**TO DO**
Below is some material; set it all down exactly, apart from the pictures.

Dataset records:
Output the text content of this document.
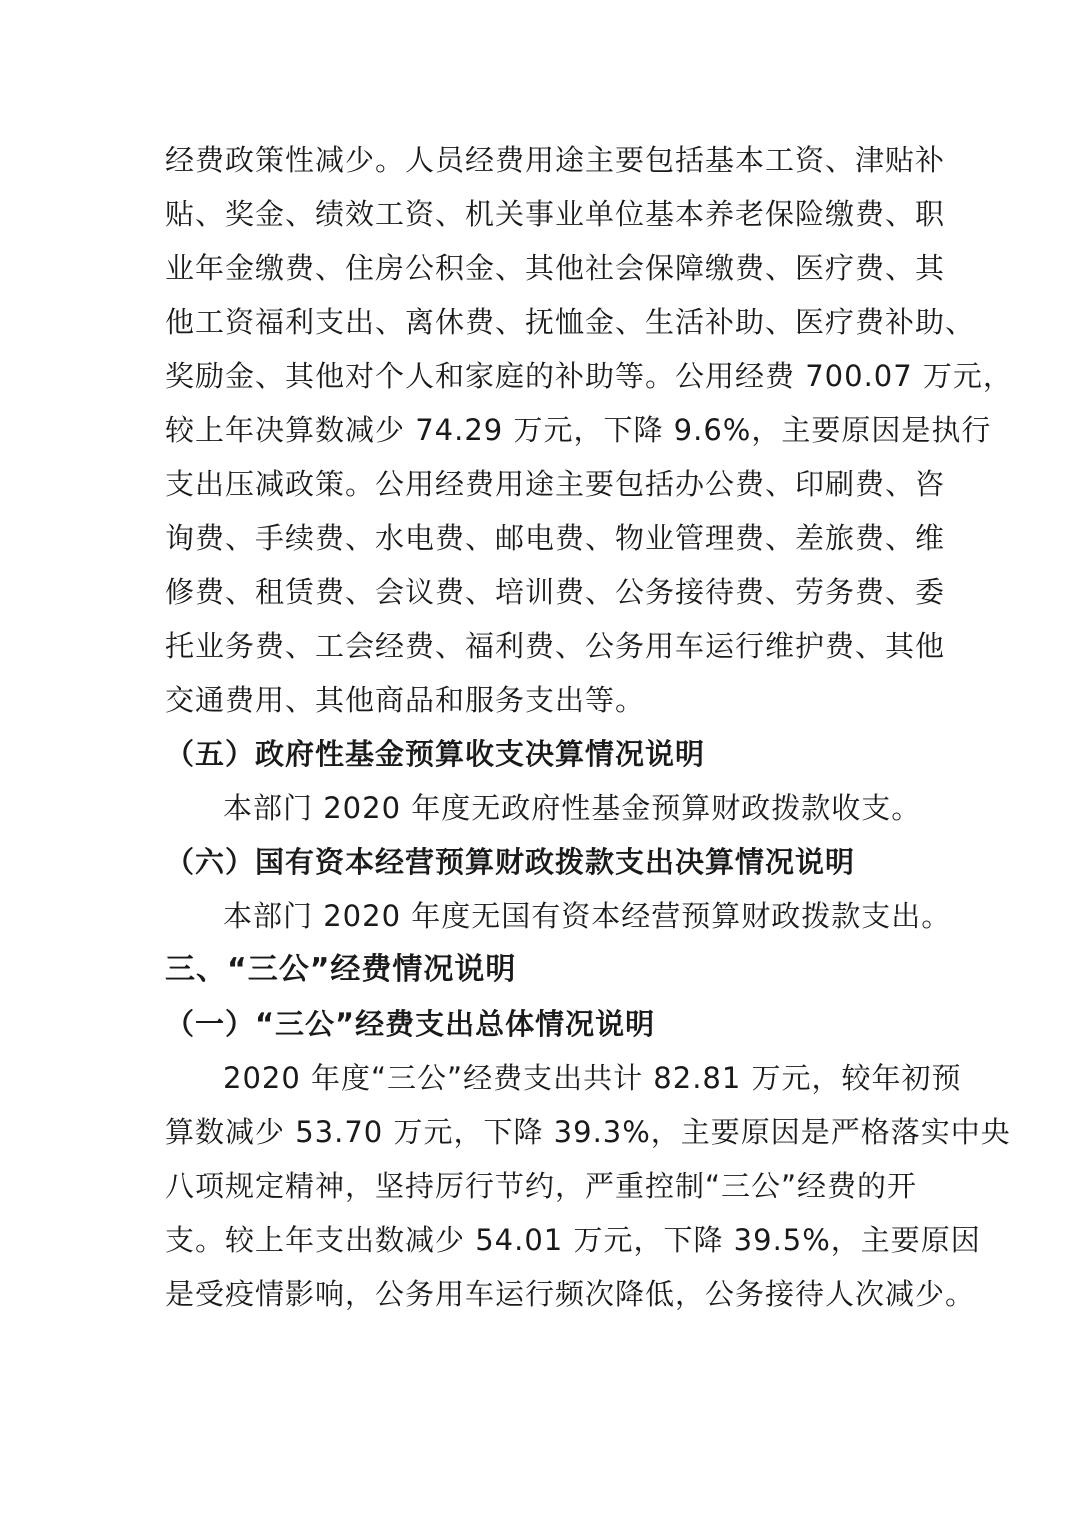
经费政策性减少。人员经费用途主要包括基本工资、津贴补
贴、奖金、绩效工资、机关事业单位基本养老保险缴费、职
业年金缴费、住房公积金、其他社会保障缴费、医疗费、其
他工资福利支出、离休费、抚恤金、生活补助、医疗费补助、
奖励金、其他对个人和家庭的补助等。公用经费 700.07 万元，
较上年决算数减少 74.29 万元，下降 9.6%，主要原因是执行
支出压减政策。公用经费用途主要包括办公费、印刷费、咨
询费、手续费、水电费、邮电费、物业管理费、差旅费、维
修费、租赁费、会议费、培训费、公务接待费、劳务费、委
托业务费、工会经费、福利费、公务用车运行维护费、其他
交通费用、其他商品和服务支出等。
（五）政府性基金预算收支决算情况说明
本部门 2020 年度无政府性基金预算财政拨款收支。
（六）国有资本经营预算财政拨款支出决算情况说明
本部门 2020 年度无国有资本经营预算财政拨款支出。
三、“三公”经费情况说明
（一）“三公”经费支出总体情况说明
2020 年度“三公”经费支出共计 82.81 万元，较年初预
算数减少 53.70 万元，下降 39.3%，主要原因是严格落实中央
八项规定精神，坚持厉行节约，严重控制“三公”经费的开
支。较上年支出数减少 54.01 万元，下降 39.5%，主要原因
是受疫情影响，公务用车运行频次降低，公务接待人次减少。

**SOLUTION FOR THIS EXERCISE**
Output the text content of this document.
经费政策性减少。人员经费用途主要包括基本工资、津贴补
贴、奖金、绩效工资、机关事业单位基本养老保险缴费、职
业年金缴费、住房公积金、其他社会保障缴费、医疗费、其
他工资福利支出、离休费、抚恤金、生活补助、医疗费补助、
奖励金、其他对个人和家庭的补助等。公用经费 700.07 万元，
较上年决算数减少 74.29 万元，下降 9.6%，主要原因是执行
支出压减政策。公用经费用途主要包括办公费、印刷费、咨
询费、手续费、水电费、邮电费、物业管理费、差旅费、维
修费、租赁费、会议费、培训费、公务接待费、劳务费、委
托业务费、工会经费、福利费、公务用车运行维护费、其他
交通费用、其他商品和服务支出等。
（五）政府性基金预算收支决算情况说明
本部门 2020 年度无政府性基金预算财政拨款收支。
（六）国有资本经营预算财政拨款支出决算情况说明
本部门 2020 年度无国有资本经营预算财政拨款支出。
三、“三公”经费情况说明
（一）“三公”经费支出总体情况说明
2020 年度“三公”经费支出共计 82.81 万元，较年初预
算数减少 53.70 万元，下降 39.3%，主要原因是严格落实中央
八项规定精神，坚持厉行节约，严重控制“三公”经费的开
支。较上年支出数减少 54.01 万元，下降 39.5%，主要原因
是受疫情影响，公务用车运行频次降低，公务接待人次减少。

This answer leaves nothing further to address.